#### [DATA IN THIS EXERCISE]

══════

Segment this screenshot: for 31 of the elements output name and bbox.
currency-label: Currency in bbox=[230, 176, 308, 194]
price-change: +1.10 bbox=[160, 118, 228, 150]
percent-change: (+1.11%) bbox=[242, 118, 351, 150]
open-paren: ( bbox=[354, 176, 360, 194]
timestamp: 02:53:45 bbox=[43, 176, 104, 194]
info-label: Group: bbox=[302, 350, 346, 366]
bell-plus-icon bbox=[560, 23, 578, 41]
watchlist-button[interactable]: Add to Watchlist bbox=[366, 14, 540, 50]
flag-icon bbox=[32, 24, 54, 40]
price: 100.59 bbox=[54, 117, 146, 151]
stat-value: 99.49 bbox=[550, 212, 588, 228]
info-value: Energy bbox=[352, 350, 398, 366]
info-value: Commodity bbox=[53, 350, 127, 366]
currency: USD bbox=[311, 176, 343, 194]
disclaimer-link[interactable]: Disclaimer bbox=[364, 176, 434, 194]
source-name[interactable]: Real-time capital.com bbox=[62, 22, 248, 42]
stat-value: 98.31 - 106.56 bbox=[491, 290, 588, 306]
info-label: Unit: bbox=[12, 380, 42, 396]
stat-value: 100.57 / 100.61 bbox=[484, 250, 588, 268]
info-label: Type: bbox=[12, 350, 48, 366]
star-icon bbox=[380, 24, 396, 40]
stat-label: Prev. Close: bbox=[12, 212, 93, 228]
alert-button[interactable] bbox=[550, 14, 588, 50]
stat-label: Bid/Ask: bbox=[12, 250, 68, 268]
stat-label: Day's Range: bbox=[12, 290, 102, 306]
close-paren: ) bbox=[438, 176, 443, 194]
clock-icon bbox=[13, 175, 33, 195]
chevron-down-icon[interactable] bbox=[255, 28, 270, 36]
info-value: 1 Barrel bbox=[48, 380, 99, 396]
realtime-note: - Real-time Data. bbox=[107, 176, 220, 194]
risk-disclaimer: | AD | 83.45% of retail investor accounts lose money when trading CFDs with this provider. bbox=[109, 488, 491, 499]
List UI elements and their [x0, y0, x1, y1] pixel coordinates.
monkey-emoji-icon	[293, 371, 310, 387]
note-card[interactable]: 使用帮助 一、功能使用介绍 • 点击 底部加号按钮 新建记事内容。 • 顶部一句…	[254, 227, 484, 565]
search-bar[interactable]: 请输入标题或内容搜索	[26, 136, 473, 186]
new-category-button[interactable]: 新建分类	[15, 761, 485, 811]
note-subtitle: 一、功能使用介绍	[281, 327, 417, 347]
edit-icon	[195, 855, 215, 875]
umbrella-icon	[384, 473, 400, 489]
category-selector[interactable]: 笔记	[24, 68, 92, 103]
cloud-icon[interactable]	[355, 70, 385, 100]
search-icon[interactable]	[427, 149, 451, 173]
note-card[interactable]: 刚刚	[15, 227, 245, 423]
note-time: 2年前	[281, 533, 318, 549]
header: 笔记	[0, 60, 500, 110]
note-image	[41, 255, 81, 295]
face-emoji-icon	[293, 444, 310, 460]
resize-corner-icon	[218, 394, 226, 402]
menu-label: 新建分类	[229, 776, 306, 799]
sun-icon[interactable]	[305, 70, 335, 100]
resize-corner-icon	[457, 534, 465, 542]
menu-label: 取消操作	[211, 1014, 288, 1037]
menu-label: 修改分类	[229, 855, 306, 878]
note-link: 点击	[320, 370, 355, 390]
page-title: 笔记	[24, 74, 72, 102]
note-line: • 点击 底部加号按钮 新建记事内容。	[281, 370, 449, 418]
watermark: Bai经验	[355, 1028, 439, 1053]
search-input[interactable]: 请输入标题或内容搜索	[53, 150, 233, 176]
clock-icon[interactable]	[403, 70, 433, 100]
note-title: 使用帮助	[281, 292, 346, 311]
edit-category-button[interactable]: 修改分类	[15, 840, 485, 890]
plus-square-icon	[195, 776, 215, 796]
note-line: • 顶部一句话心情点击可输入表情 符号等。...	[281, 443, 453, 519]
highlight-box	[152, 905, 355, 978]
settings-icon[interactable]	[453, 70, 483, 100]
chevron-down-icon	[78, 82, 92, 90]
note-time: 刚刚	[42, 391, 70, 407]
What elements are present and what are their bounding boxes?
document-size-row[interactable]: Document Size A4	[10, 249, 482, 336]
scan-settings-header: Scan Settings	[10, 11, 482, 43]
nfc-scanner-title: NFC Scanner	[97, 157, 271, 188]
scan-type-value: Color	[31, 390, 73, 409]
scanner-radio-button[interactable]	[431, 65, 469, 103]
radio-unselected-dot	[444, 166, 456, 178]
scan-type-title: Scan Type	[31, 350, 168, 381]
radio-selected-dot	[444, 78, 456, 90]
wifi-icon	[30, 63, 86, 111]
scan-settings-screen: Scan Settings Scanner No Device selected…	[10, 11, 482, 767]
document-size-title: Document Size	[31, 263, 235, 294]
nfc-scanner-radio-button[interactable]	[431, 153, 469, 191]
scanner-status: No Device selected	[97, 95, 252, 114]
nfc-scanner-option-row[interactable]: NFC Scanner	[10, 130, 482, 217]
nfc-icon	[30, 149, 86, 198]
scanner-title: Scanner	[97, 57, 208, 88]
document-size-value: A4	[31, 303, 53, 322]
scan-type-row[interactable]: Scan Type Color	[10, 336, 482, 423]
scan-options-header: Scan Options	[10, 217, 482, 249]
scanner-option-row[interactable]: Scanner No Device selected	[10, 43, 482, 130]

══════

#### [AIM]
Rewrite the rows above, replacing "Barrel" with "Gallon" and leaving everything else as it is.

#### [RESULT OF THE EXERCISE]
Segment this screenshot: for 31 of the elements output name and bbox.
currency-label: Currency in bbox=[230, 176, 308, 194]
price-change: +1.10 bbox=[160, 118, 228, 150]
percent-change: (+1.11%) bbox=[242, 118, 351, 150]
open-paren: ( bbox=[354, 176, 360, 194]
timestamp: 02:53:45 bbox=[43, 176, 104, 194]
info-label: Group: bbox=[302, 350, 346, 366]
bell-plus-icon bbox=[560, 23, 578, 41]
watchlist-button[interactable]: Add to Watchlist bbox=[366, 14, 540, 50]
flag-icon bbox=[32, 24, 54, 40]
price: 100.59 bbox=[54, 117, 146, 151]
stat-value: 99.49 bbox=[550, 212, 588, 228]
info-value: Energy bbox=[352, 350, 398, 366]
info-value: Commodity bbox=[53, 350, 127, 366]
currency: USD bbox=[311, 176, 343, 194]
disclaimer-link[interactable]: Disclaimer bbox=[364, 176, 434, 194]
source-name[interactable]: Real-time capital.com bbox=[62, 22, 248, 42]
stat-value: 98.31 - 106.56 bbox=[491, 290, 588, 306]
info-label: Unit: bbox=[12, 380, 42, 396]
stat-value: 100.57 / 100.61 bbox=[484, 250, 588, 268]
info-label: Type: bbox=[12, 350, 48, 366]
star-icon bbox=[380, 24, 396, 40]
stat-label: Prev. Close: bbox=[12, 212, 93, 228]
alert-button[interactable] bbox=[550, 14, 588, 50]
stat-label: Bid/Ask: bbox=[12, 250, 68, 268]
stat-label: Day's Range: bbox=[12, 290, 102, 306]
close-paren: ) bbox=[438, 176, 443, 194]
clock-icon bbox=[13, 175, 33, 195]
chevron-down-icon[interactable] bbox=[255, 28, 270, 36]
info-value: 1 Gallon bbox=[48, 380, 99, 396]
realtime-note: - Real-time Data. bbox=[107, 176, 220, 194]
risk-disclaimer: | AD | 83.45% of retail investor accounts lose money when trading CFDs with this provider. bbox=[109, 488, 491, 499]
List UI elements and their [x0, y0, x1, y1] pixel coordinates.
monkey-emoji-icon	[293, 371, 310, 387]
note-card[interactable]: 使用帮助 一、功能使用介绍 • 点击 底部加号按钮 新建记事内容。 • 顶部一句…	[254, 227, 484, 565]
search-bar[interactable]: 请输入标题或内容搜索	[26, 136, 473, 186]
new-category-button[interactable]: 新建分类	[15, 761, 485, 811]
note-subtitle: 一、功能使用介绍	[281, 327, 417, 347]
edit-icon	[195, 855, 215, 875]
umbrella-icon	[384, 473, 400, 489]
category-selector[interactable]: 笔记	[24, 68, 92, 103]
cloud-icon[interactable]	[355, 70, 385, 100]
search-icon[interactable]	[427, 149, 451, 173]
note-card[interactable]: 刚刚	[15, 227, 245, 423]
note-time: 2年前	[281, 533, 318, 549]
header: 笔记	[0, 60, 500, 110]
note-image	[41, 255, 81, 295]
face-emoji-icon	[293, 444, 310, 460]
resize-corner-icon	[218, 394, 226, 402]
menu-label: 新建分类	[229, 776, 306, 799]
sun-icon[interactable]	[305, 70, 335, 100]
resize-corner-icon	[457, 534, 465, 542]
menu-label: 取消操作	[211, 1014, 288, 1037]
menu-label: 修改分类	[229, 855, 306, 878]
note-link: 点击	[320, 370, 355, 390]
page-title: 笔记	[24, 74, 72, 102]
note-line: • 点击 底部加号按钮 新建记事内容。	[281, 370, 449, 418]
watermark: Bai经验	[355, 1028, 439, 1053]
search-input[interactable]: 请输入标题或内容搜索	[53, 150, 233, 176]
clock-icon[interactable]	[403, 70, 433, 100]
note-title: 使用帮助	[281, 292, 346, 311]
edit-category-button[interactable]: 修改分类	[15, 840, 485, 890]
plus-square-icon	[195, 776, 215, 796]
note-line: • 顶部一句话心情点击可输入表情 符号等。...	[281, 443, 453, 519]
highlight-box	[152, 905, 355, 978]
settings-icon[interactable]	[453, 70, 483, 100]
chevron-down-icon	[78, 82, 92, 90]
note-time: 刚刚	[42, 391, 70, 407]
What elements are present and what are their bounding boxes?
document-size-row[interactable]: Document Size A4	[10, 249, 482, 336]
scan-settings-header: Scan Settings	[10, 11, 482, 43]
nfc-scanner-title: NFC Scanner	[97, 157, 271, 188]
scan-type-value: Color	[31, 390, 73, 409]
scanner-radio-button[interactable]	[431, 65, 469, 103]
radio-unselected-dot	[444, 166, 456, 178]
scan-type-title: Scan Type	[31, 350, 168, 381]
radio-selected-dot	[444, 78, 456, 90]
wifi-icon	[30, 63, 86, 111]
scan-settings-screen: Scan Settings Scanner No Device selected…	[10, 11, 482, 767]
document-size-title: Document Size	[31, 263, 235, 294]
nfc-scanner-radio-button[interactable]	[431, 153, 469, 191]
scanner-status: No Device selected	[97, 95, 252, 114]
nfc-scanner-option-row[interactable]: NFC Scanner	[10, 130, 482, 217]
nfc-icon	[30, 149, 86, 198]
scanner-title: Scanner	[97, 57, 208, 88]
document-size-value: A4	[31, 303, 53, 322]
scan-type-row[interactable]: Scan Type Color	[10, 336, 482, 423]
scan-options-header: Scan Options	[10, 217, 482, 249]
scanner-option-row[interactable]: Scanner No Device selected	[10, 43, 482, 130]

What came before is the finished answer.